§ **WHAT IS BEING ASKED**: Exact repetition is required: output every record in full.

===== MATERIAL PROVIDED =====

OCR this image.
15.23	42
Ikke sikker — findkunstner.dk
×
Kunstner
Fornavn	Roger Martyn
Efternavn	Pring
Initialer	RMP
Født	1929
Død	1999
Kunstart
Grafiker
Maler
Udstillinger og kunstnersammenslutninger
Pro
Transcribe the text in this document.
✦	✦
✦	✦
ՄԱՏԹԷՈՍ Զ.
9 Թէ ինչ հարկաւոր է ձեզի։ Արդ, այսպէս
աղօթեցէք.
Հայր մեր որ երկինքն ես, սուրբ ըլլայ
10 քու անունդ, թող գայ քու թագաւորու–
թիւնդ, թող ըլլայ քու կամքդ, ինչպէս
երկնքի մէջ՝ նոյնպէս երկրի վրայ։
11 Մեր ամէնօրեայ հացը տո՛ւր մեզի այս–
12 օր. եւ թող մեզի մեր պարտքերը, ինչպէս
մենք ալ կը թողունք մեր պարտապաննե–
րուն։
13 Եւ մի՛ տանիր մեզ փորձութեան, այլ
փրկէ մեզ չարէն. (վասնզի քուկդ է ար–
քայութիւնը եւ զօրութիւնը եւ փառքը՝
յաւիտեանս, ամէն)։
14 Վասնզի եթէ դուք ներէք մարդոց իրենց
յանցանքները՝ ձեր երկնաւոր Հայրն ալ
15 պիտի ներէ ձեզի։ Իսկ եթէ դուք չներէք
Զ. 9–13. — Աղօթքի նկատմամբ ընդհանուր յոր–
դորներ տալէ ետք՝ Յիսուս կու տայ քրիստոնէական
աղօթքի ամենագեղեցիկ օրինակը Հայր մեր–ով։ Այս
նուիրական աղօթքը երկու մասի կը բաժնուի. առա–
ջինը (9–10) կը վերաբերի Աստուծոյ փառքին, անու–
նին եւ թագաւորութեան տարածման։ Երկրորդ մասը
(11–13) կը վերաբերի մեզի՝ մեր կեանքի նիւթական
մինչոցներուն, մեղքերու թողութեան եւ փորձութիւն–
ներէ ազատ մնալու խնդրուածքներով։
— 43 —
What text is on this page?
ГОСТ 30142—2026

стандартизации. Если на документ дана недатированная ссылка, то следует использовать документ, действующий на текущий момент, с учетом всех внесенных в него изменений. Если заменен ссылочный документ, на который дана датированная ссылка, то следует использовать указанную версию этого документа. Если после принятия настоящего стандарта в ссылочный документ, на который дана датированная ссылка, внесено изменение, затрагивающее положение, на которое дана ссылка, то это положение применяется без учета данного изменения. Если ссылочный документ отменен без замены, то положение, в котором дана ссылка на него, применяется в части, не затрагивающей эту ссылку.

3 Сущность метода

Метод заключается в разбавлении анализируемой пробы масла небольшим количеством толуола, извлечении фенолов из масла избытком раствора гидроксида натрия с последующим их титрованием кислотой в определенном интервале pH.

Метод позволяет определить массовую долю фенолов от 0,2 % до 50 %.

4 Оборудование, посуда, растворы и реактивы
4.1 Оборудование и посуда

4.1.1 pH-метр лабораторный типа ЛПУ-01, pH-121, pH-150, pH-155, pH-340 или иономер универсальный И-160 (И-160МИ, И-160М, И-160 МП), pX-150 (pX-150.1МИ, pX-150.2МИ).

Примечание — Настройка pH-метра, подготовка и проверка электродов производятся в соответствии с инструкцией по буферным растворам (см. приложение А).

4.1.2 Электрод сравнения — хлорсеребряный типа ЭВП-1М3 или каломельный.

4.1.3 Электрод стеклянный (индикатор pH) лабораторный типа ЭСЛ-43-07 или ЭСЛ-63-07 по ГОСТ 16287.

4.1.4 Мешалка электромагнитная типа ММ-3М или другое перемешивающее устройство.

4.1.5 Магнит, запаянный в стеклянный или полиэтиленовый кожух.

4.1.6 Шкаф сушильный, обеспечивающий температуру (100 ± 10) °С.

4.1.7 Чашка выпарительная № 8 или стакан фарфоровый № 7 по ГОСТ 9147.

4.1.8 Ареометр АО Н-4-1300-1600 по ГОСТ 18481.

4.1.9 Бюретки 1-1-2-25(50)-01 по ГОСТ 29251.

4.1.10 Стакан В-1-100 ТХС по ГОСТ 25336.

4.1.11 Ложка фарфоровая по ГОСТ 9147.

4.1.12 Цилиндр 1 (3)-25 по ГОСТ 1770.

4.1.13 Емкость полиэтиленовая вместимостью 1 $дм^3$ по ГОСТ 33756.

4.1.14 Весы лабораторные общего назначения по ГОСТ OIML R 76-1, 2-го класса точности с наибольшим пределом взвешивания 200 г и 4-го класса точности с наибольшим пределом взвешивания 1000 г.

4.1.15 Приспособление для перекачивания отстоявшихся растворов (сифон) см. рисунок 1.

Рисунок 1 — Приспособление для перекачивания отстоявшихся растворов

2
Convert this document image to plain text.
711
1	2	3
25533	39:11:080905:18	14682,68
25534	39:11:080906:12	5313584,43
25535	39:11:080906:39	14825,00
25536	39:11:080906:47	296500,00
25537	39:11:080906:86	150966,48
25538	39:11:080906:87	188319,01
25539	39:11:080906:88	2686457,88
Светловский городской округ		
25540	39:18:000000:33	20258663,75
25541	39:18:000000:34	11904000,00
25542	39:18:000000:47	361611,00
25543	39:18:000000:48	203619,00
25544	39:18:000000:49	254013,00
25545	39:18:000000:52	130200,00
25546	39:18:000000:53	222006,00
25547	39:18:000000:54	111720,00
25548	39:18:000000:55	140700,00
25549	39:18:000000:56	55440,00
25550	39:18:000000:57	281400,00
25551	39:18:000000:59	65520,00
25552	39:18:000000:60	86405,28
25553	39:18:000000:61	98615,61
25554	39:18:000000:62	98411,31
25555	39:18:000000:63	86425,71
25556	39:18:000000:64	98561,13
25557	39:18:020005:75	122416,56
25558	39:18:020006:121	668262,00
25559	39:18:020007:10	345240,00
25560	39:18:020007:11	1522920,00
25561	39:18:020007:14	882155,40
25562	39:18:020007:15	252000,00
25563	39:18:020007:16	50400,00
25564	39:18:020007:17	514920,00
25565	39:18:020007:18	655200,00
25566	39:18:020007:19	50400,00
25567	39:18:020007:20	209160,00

=====

§ **THE REPLY**:
OCR this image.
15.23	42
Ikke sikker — findkunstner.dk
×
Kunstner
Fornavn	Roger Martyn
Efternavn	Pring
Initialer	RMP
Født	1929
Død	1999
Kunstart
Grafiker
Maler
Udstillinger og kunstnersammenslutninger
Pro
Transcribe the text in this document.
✦	✦
✦	✦
ՄԱՏԹԷՈՍ Զ.
9 Թէ ինչ հարկաւոր է ձեզի։ Արդ, այսպէս
աղօթեցէք.
Հայր մեր որ երկինքն ես, սուրբ ըլլայ
10 քու անունդ, թող գայ քու թագաւորու–
թիւնդ, թող ըլլայ քու կամքդ, ինչպէս
երկնքի մէջ՝ նոյնպէս երկրի վրայ։
11 Մեր ամէնօրեայ հացը տո՛ւր մեզի այս–
12 օր. եւ թող մեզի մեր պարտքերը, ինչպէս
մենք ալ կը թողունք մեր պարտապաննե–
րուն։
13 Եւ մի՛ տանիր մեզ փորձութեան, այլ
փրկէ մեզ չարէն. (վասնզի քուկդ է ար–
քայութիւնը եւ զօրութիւնը եւ փառքը՝
յաւիտեանս, ամէն)։
14 Վասնզի եթէ դուք ներէք մարդոց իրենց
յանցանքները՝ ձեր երկնաւոր Հայրն ալ
15 պիտի ներէ ձեզի։ Իսկ եթէ դուք չներէք
Զ. 9–13. — Աղօթքի նկատմամբ ընդհանուր յոր–
դորներ տալէ ետք՝ Յիսուս կու տայ քրիստոնէական
աղօթքի ամենագեղեցիկ օրինակը Հայր մեր–ով։ Այս
նուիրական աղօթքը երկու մասի կը բաժնուի. առա–
ջինը (9–10) կը վերաբերի Աստուծոյ փառքին, անու–
նին եւ թագաւորութեան տարածման։ Երկրորդ մասը
(11–13) կը վերաբերի մեզի՝ մեր կեանքի նիւթական
մինչոցներուն, մեղքերու թողութեան եւ փորձութիւն–
ներէ ազատ մնալու խնդրուածքներով։
— 43 —
What text is on this page?
ГОСТ 30142—2026

стандартизации. Если на документ дана недатированная ссылка, то следует использовать документ, действующий на текущий момент, с учетом всех внесенных в него изменений. Если заменен ссылочный документ, на который дана датированная ссылка, то следует использовать указанную версию этого документа. Если после принятия настоящего стандарта в ссылочный документ, на который дана датированная ссылка, внесено изменение, затрагивающее положение, на которое дана ссылка, то это положение применяется без учета данного изменения. Если ссылочный документ отменен без замены, то положение, в котором дана ссылка на него, применяется в части, не затрагивающей эту ссылку.

3 Сущность метода

Метод заключается в разбавлении анализируемой пробы масла небольшим количеством толуола, извлечении фенолов из масла избытком раствора гидроксида натрия с последующим их титрованием кислотой в определенном интервале pH.

Метод позволяет определить массовую долю фенолов от 0,2 % до 50 %.

4 Оборудование, посуда, растворы и реактивы
4.1 Оборудование и посуда

4.1.1 pH-метр лабораторный типа ЛПУ-01, pH-121, pH-150, pH-155, pH-340 или иономер универсальный И-160 (И-160МИ, И-160М, И-160 МП), pX-150 (pX-150.1МИ, pX-150.2МИ).

Примечание — Настройка pH-метра, подготовка и проверка электродов производятся в соответствии с инструкцией по буферным растворам (см. приложение А).

4.1.2 Электрод сравнения — хлорсеребряный типа ЭВП-1М3 или каломельный.

4.1.3 Электрод стеклянный (индикатор pH) лабораторный типа ЭСЛ-43-07 или ЭСЛ-63-07 по ГОСТ 16287.

4.1.4 Мешалка электромагнитная типа ММ-3М или другое перемешивающее устройство.

4.1.5 Магнит, запаянный в стеклянный или полиэтиленовый кожух.

4.1.6 Шкаф сушильный, обеспечивающий температуру (100 ± 10) °С.

4.1.7 Чашка выпарительная № 8 или стакан фарфоровый № 7 по ГОСТ 9147.

4.1.8 Ареометр АО Н-4-1300-1600 по ГОСТ 18481.

4.1.9 Бюретки 1-1-2-25(50)-01 по ГОСТ 29251.

4.1.10 Стакан В-1-100 ТХС по ГОСТ 25336.

4.1.11 Ложка фарфоровая по ГОСТ 9147.

4.1.12 Цилиндр 1 (3)-25 по ГОСТ 1770.

4.1.13 Емкость полиэтиленовая вместимостью 1 $дм^3$ по ГОСТ 33756.

4.1.14 Весы лабораторные общего назначения по ГОСТ OIML R 76-1, 2-го класса точности с наибольшим пределом взвешивания 200 г и 4-го класса точности с наибольшим пределом взвешивания 1000 г.

4.1.15 Приспособление для перекачивания отстоявшихся растворов (сифон) см. рисунок 1.

Рисунок 1 — Приспособление для перекачивания отстоявшихся растворов

2
Convert this document image to plain text.
711
1	2	3
25533	39:11:080905:18	14682,68
25534	39:11:080906:12	5313584,43
25535	39:11:080906:39	14825,00
25536	39:11:080906:47	296500,00
25537	39:11:080906:86	150966,48
25538	39:11:080906:87	188319,01
25539	39:11:080906:88	2686457,88
Светловский городской округ		
25540	39:18:000000:33	20258663,75
25541	39:18:000000:34	11904000,00
25542	39:18:000000:47	361611,00
25543	39:18:000000:48	203619,00
25544	39:18:000000:49	254013,00
25545	39:18:000000:52	130200,00
25546	39:18:000000:53	222006,00
25547	39:18:000000:54	111720,00
25548	39:18:000000:55	140700,00
25549	39:18:000000:56	55440,00
25550	39:18:000000:57	281400,00
25551	39:18:000000:59	65520,00
25552	39:18:000000:60	86405,28
25553	39:18:000000:61	98615,61
25554	39:18:000000:62	98411,31
25555	39:18:000000:63	86425,71
25556	39:18:000000:64	98561,13
25557	39:18:020005:75	122416,56
25558	39:18:020006:121	668262,00
25559	39:18:020007:10	345240,00
25560	39:18:020007:11	1522920,00
25561	39:18:020007:14	882155,40
25562	39:18:020007:15	252000,00
25563	39:18:020007:16	50400,00
25564	39:18:020007:17	514920,00
25565	39:18:020007:18	655200,00
25566	39:18:020007:19	50400,00
25567	39:18:020007:20	209160,00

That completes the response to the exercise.